--- Record extracts ---

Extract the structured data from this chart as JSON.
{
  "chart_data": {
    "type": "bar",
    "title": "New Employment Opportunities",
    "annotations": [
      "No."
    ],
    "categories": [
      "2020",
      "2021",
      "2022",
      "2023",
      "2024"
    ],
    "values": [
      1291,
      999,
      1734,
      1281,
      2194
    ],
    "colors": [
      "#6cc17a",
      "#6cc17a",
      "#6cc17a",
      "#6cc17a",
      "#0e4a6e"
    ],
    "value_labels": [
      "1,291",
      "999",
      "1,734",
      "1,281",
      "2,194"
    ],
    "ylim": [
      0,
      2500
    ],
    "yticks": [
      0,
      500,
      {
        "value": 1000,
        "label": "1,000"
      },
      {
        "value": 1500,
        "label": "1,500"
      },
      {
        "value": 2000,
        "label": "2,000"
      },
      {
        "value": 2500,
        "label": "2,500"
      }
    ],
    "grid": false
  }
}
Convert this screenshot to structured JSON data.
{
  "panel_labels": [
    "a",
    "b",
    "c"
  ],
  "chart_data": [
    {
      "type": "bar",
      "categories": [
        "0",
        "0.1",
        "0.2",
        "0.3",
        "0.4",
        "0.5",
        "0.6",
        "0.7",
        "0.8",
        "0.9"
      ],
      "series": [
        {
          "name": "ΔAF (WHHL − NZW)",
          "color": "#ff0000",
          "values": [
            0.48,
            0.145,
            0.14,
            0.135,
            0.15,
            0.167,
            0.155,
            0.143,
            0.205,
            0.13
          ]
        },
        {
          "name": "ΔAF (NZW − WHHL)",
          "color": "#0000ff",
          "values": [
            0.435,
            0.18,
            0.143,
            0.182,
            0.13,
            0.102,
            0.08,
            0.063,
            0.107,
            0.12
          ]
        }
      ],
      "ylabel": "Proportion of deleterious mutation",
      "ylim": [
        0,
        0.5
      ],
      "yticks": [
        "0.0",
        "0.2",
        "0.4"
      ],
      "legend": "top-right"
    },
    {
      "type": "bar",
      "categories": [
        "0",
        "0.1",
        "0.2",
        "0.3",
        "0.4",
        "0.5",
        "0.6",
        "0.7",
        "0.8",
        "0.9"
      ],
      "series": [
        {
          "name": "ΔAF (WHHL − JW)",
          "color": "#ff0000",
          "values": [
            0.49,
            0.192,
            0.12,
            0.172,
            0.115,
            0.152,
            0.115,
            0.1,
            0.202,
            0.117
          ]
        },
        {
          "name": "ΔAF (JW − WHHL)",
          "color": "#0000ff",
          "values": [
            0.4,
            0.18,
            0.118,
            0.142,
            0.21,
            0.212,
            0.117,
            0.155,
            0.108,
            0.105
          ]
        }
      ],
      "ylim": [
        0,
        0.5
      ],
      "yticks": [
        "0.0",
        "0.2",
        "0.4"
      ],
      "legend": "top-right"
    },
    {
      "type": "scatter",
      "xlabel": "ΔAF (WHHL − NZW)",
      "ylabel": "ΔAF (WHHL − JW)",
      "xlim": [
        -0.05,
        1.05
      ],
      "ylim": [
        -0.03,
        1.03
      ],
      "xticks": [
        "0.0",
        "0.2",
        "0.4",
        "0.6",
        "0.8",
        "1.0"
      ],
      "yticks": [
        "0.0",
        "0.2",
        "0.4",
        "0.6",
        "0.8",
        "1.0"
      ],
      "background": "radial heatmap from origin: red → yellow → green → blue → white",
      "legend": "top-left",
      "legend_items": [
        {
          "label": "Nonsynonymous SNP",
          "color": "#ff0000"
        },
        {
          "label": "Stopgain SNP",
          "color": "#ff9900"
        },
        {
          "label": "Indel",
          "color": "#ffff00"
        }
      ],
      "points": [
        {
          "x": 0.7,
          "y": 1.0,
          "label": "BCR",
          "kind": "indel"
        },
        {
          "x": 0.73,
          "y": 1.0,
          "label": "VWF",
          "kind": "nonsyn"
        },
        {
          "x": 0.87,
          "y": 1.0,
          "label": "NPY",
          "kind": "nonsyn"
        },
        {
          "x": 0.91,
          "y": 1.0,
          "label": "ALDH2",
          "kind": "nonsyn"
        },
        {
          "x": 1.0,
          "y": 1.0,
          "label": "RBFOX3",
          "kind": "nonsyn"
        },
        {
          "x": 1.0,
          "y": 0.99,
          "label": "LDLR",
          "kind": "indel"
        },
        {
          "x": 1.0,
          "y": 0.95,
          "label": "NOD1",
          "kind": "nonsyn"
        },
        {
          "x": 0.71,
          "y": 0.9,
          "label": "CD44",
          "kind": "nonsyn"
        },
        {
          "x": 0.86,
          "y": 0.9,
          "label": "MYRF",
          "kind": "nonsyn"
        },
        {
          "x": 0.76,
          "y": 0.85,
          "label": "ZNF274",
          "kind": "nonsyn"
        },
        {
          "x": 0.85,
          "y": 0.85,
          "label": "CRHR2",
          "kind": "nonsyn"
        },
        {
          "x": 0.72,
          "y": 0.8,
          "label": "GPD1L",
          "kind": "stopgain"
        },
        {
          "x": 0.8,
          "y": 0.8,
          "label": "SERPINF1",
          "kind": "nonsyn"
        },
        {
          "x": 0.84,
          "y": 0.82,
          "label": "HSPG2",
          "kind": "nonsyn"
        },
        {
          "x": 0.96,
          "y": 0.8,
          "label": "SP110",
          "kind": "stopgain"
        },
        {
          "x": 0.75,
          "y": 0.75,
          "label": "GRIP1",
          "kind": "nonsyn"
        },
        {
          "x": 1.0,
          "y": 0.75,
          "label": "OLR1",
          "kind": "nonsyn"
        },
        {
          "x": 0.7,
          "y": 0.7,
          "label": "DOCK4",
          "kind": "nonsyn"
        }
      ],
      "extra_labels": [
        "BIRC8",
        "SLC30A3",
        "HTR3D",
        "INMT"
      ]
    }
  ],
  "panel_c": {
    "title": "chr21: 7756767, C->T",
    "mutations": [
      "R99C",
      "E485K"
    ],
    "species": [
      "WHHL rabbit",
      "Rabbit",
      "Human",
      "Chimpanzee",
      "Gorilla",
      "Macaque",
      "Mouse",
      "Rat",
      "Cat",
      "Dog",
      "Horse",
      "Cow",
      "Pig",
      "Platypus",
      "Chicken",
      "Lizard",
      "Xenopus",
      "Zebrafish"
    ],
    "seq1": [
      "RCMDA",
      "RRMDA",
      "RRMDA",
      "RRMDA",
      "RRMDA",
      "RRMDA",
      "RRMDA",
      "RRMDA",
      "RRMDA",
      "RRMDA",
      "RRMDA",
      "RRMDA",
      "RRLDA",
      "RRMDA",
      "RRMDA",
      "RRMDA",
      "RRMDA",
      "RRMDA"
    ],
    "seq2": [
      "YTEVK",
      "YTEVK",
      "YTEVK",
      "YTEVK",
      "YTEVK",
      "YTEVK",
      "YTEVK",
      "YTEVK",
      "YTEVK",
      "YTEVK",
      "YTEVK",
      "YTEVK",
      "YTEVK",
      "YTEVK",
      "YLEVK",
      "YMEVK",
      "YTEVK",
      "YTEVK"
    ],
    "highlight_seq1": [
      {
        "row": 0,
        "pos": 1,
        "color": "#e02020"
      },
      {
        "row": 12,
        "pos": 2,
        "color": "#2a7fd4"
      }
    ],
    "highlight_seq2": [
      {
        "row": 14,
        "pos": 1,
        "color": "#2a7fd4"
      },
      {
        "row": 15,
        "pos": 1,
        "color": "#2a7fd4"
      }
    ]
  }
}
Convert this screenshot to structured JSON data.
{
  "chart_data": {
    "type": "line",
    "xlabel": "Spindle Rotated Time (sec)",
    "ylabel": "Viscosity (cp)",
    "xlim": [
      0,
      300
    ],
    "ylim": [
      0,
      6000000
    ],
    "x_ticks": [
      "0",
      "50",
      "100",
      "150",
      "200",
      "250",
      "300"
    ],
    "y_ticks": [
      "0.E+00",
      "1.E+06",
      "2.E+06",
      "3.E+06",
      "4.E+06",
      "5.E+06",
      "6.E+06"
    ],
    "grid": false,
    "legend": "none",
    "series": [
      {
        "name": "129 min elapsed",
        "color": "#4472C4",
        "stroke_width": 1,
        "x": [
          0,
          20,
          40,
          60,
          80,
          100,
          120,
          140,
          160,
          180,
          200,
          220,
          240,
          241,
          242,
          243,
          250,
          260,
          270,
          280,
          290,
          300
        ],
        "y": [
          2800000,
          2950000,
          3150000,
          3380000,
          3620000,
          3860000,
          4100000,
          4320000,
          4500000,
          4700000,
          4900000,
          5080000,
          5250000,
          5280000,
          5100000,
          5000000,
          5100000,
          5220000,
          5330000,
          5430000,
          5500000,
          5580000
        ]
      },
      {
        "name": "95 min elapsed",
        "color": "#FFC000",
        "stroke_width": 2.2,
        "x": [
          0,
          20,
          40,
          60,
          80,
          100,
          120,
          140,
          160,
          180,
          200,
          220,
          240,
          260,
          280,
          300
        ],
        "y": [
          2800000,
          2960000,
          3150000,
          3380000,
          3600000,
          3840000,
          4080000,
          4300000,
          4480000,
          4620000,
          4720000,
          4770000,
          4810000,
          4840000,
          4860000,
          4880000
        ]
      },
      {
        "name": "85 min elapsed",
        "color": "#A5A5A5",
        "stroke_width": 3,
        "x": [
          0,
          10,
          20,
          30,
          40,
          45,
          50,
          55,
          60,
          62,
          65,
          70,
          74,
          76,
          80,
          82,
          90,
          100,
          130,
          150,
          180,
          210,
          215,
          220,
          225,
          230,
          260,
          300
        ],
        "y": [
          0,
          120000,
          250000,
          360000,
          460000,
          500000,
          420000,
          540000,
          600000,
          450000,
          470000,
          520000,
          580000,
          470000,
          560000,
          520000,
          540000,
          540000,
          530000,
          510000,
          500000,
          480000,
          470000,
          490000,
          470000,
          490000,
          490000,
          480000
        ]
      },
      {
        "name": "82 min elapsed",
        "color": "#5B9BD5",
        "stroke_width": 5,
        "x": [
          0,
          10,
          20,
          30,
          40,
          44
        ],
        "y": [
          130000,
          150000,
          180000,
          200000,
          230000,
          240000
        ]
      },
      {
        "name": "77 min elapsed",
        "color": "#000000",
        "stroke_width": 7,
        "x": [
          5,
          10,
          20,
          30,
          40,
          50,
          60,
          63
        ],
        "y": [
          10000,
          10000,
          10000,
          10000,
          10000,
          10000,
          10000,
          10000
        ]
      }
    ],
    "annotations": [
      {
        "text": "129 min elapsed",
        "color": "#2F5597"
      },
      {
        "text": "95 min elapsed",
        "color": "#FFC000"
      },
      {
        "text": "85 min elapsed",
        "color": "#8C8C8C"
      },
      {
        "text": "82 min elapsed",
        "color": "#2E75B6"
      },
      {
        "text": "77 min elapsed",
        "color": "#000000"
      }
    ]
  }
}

---

> _Description of the task_
Give the number of lines in the data that contain "from", with no other words.

> _Reply_
2